DATA SHOWN:
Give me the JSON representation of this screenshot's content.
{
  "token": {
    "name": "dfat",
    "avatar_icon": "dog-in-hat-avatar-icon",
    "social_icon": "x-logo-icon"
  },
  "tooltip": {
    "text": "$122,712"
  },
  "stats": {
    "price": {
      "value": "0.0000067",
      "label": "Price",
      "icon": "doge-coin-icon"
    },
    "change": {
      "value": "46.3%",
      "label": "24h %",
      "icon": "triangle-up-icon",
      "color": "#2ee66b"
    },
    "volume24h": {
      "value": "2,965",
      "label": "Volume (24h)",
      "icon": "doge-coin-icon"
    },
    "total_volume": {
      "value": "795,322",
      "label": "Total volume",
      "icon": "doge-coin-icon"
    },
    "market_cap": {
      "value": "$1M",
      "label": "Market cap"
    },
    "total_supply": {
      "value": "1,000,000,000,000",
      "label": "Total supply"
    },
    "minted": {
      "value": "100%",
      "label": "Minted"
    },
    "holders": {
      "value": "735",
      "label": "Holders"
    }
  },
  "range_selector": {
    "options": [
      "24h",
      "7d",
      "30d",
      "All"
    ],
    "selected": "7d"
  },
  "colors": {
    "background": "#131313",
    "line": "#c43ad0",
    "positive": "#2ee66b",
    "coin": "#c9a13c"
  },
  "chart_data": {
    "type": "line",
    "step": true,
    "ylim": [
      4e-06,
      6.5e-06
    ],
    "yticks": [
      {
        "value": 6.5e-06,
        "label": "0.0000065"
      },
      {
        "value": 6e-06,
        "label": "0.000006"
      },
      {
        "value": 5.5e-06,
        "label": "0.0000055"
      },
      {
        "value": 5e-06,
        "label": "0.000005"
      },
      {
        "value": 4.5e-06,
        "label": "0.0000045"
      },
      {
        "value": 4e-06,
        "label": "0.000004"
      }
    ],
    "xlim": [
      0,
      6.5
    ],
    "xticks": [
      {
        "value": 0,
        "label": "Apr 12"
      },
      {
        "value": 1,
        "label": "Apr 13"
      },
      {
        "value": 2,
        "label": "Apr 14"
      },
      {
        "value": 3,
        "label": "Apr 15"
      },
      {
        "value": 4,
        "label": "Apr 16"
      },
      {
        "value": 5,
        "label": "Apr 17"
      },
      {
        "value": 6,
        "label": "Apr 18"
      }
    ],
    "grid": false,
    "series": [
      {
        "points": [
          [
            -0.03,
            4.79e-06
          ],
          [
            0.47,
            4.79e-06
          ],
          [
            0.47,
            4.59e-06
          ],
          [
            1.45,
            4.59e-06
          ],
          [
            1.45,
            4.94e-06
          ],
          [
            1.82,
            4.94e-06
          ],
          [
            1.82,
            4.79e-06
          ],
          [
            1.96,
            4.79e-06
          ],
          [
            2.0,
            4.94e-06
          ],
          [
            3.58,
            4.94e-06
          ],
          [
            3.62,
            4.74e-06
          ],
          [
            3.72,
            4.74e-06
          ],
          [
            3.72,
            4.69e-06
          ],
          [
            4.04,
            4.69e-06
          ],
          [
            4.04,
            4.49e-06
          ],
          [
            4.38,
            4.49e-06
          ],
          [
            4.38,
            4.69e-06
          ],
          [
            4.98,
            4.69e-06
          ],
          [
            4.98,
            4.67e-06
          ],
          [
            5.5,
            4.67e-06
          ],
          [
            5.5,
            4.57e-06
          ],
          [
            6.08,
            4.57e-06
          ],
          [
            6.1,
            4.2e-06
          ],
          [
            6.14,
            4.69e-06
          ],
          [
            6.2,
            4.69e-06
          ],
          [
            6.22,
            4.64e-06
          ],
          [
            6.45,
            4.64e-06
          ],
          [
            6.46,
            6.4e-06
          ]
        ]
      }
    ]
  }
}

WHAT YOU ARE ASKED TO DO:
Copy each entry exactly, with nothing added or dropped.

OUTPUT:
Give me the JSON representation of this screenshot's content.
{
  "token": {
    "name": "dfat",
    "avatar_icon": "dog-in-hat-avatar-icon",
    "social_icon": "x-logo-icon"
  },
  "tooltip": {
    "text": "$122,712"
  },
  "stats": {
    "price": {
      "value": "0.0000067",
      "label": "Price",
      "icon": "doge-coin-icon"
    },
    "change": {
      "value": "46.3%",
      "label": "24h %",
      "icon": "triangle-up-icon",
      "color": "#2ee66b"
    },
    "volume24h": {
      "value": "2,965",
      "label": "Volume (24h)",
      "icon": "doge-coin-icon"
    },
    "total_volume": {
      "value": "795,322",
      "label": "Total volume",
      "icon": "doge-coin-icon"
    },
    "market_cap": {
      "value": "$1M",
      "label": "Market cap"
    },
    "total_supply": {
      "value": "1,000,000,000,000",
      "label": "Total supply"
    },
    "minted": {
      "value": "100%",
      "label": "Minted"
    },
    "holders": {
      "value": "735",
      "label": "Holders"
    }
  },
  "range_selector": {
    "options": [
      "24h",
      "7d",
      "30d",
      "All"
    ],
    "selected": "7d"
  },
  "colors": {
    "background": "#131313",
    "line": "#c43ad0",
    "positive": "#2ee66b",
    "coin": "#c9a13c"
  },
  "chart_data": {
    "type": "line",
    "step": true,
    "ylim": [
      4e-06,
      6.5e-06
    ],
    "yticks": [
      {
        "value": 6.5e-06,
        "label": "0.0000065"
      },
      {
        "value": 6e-06,
        "label": "0.000006"
      },
      {
        "value": 5.5e-06,
        "label": "0.0000055"
      },
      {
        "value": 5e-06,
        "label": "0.000005"
      },
      {
        "value": 4.5e-06,
        "label": "0.0000045"
      },
      {
        "value": 4e-06,
        "label": "0.000004"
      }
    ],
    "xlim": [
      0,
      6.5
    ],
    "xticks": [
      {
        "value": 0,
        "label": "Apr 12"
      },
      {
        "value": 1,
        "label": "Apr 13"
      },
      {
        "value": 2,
        "label": "Apr 14"
      },
      {
        "value": 3,
        "label": "Apr 15"
      },
      {
        "value": 4,
        "label": "Apr 16"
      },
      {
        "value": 5,
        "label": "Apr 17"
      },
      {
        "value": 6,
        "label": "Apr 18"
      }
    ],
    "grid": false,
    "series": [
      {
        "points": [
          [
            -0.03,
            4.79e-06
          ],
          [
            0.47,
            4.79e-06
          ],
          [
            0.47,
            4.59e-06
          ],
          [
            1.45,
            4.59e-06
          ],
          [
            1.45,
            4.94e-06
          ],
          [
            1.82,
            4.94e-06
          ],
          [
            1.82,
            4.79e-06
          ],
          [
            1.96,
            4.79e-06
          ],
          [
            2.0,
            4.94e-06
          ],
          [
            3.58,
            4.94e-06
          ],
          [
            3.62,
            4.74e-06
          ],
          [
            3.72,
            4.74e-06
          ],
          [
            3.72,
            4.69e-06
          ],
          [
            4.04,
            4.69e-06
          ],
          [
            4.04,
            4.49e-06
          ],
          [
            4.38,
            4.49e-06
          ],
          [
            4.38,
            4.69e-06
          ],
          [
            4.98,
            4.69e-06
          ],
          [
            4.98,
            4.67e-06
          ],
          [
            5.5,
            4.67e-06
          ],
          [
            5.5,
            4.57e-06
          ],
          [
            6.08,
            4.57e-06
          ],
          [
            6.1,
            4.2e-06
          ],
          [
            6.14,
            4.69e-06
          ],
          [
            6.2,
            4.69e-06
          ],
          [
            6.22,
            4.64e-06
          ],
          [
            6.45,
            4.64e-06
          ],
          [
            6.46,
            6.4e-06
          ]
        ]
      }
    ]
  }
}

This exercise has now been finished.